**Problem statement:**
Among the entries, which lines carry the string "level"? Copy each of them.

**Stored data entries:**
----------------------------------------

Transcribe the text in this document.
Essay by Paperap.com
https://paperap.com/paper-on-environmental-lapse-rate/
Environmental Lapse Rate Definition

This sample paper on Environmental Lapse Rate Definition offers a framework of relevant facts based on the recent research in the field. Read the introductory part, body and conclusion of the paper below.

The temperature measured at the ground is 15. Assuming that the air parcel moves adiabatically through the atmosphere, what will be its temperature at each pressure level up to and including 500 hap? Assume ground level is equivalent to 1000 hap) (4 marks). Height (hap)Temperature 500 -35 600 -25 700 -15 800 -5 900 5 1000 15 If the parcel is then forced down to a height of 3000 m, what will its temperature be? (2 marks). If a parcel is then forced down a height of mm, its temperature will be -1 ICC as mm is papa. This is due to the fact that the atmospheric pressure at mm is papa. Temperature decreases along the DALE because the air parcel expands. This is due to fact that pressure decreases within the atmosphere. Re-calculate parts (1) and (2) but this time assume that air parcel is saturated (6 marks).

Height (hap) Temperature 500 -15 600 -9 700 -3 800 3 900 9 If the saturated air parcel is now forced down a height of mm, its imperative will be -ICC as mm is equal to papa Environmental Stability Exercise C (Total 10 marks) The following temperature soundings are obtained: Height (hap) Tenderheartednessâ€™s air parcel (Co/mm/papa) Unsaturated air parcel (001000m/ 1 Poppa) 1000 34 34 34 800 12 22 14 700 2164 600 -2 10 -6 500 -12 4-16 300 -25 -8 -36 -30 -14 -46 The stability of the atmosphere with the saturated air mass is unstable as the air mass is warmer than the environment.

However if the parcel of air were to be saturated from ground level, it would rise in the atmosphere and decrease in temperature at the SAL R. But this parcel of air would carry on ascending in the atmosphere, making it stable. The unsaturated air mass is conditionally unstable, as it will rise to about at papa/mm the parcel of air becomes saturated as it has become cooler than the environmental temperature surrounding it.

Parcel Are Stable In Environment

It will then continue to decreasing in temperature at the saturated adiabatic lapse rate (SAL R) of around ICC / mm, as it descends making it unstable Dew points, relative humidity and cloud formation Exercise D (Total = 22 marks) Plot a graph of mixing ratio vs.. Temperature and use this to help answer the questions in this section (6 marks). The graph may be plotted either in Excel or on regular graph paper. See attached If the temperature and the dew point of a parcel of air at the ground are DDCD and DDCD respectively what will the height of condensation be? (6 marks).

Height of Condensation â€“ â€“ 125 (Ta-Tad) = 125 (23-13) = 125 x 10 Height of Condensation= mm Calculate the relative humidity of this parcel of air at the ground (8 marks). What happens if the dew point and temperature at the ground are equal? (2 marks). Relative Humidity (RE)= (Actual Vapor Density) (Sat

----------------------------------------

**Output below:**
The temperature measured at the ground is 15. Assuming that the air parcel moves adiabatically through the atmosphere, what will be its temperature at each pressure level up to and including 500 hap? Assume ground level is equivalent to 1000 hap) (4 marks). Height (hap)Temperature 500 -35 600 -25 700 -15 800 -5 900 5 1000 15 If the parcel is then forced down to a height of 3000 m, what will its temperature be? (2 marks). If a parcel is then forced down a height of mm, its temperature will be -1 ICC as mm is papa. This is due to the fact that the atmospheric pressure at mm is papa. Temperature decreases along the DALE because the air parcel expands. This is due to fact that pressure decreases within the atmosphere. Re-calculate parts (1) and (2) but this time assume that air parcel is saturated (6 marks).
However if the parcel of air were to be saturated from ground level, it would rise in the atmosphere and decrease in temperature at the SAL R. But this parcel of air would carry on ascending in the atmosphere, making it stable. The unsaturated air mass is conditionally unstable, as it will rise to about at papa/mm the parcel of air becomes saturated as it has become cooler than the environmental temperature surrounding it.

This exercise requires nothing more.